--- Set problem ---
Wherever the word "data" shows up in a line, please copy that line.

--- Available records ---
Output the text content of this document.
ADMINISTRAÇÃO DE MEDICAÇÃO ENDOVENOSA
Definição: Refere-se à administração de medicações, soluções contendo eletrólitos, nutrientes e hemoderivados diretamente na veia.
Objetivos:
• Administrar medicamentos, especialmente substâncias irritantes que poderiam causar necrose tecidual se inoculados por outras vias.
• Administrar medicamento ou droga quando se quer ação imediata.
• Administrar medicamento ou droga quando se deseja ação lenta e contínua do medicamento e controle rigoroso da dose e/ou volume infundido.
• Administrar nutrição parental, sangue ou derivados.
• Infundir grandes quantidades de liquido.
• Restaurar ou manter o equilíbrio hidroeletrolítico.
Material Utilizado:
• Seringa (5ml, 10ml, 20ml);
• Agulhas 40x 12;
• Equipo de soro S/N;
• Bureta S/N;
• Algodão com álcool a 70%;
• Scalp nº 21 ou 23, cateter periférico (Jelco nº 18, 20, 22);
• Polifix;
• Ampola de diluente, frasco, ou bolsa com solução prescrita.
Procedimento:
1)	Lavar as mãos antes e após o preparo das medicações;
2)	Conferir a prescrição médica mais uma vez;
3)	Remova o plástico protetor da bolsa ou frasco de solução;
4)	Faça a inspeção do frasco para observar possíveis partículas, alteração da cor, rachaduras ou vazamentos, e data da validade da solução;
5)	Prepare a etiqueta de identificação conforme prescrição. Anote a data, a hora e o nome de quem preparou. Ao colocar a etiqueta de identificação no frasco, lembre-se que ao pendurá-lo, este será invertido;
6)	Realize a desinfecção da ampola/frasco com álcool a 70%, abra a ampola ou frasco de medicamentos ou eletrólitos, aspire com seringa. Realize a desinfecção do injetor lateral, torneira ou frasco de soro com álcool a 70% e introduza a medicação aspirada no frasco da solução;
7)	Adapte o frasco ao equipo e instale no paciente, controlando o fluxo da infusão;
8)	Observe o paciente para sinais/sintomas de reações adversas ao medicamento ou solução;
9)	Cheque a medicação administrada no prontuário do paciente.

--- Result of the task ---
4)	Faça a inspeção do frasco para observar possíveis partículas, alteração da cor, rachaduras ou vazamentos, e data da validade da solução;
5)	Prepare a etiqueta de identificação conforme prescrição. Anote a data, a hora e o nome de quem preparou. Ao colocar a etiqueta de identificação no frasco, lembre-se que ao pendurá-lo, este será invertido;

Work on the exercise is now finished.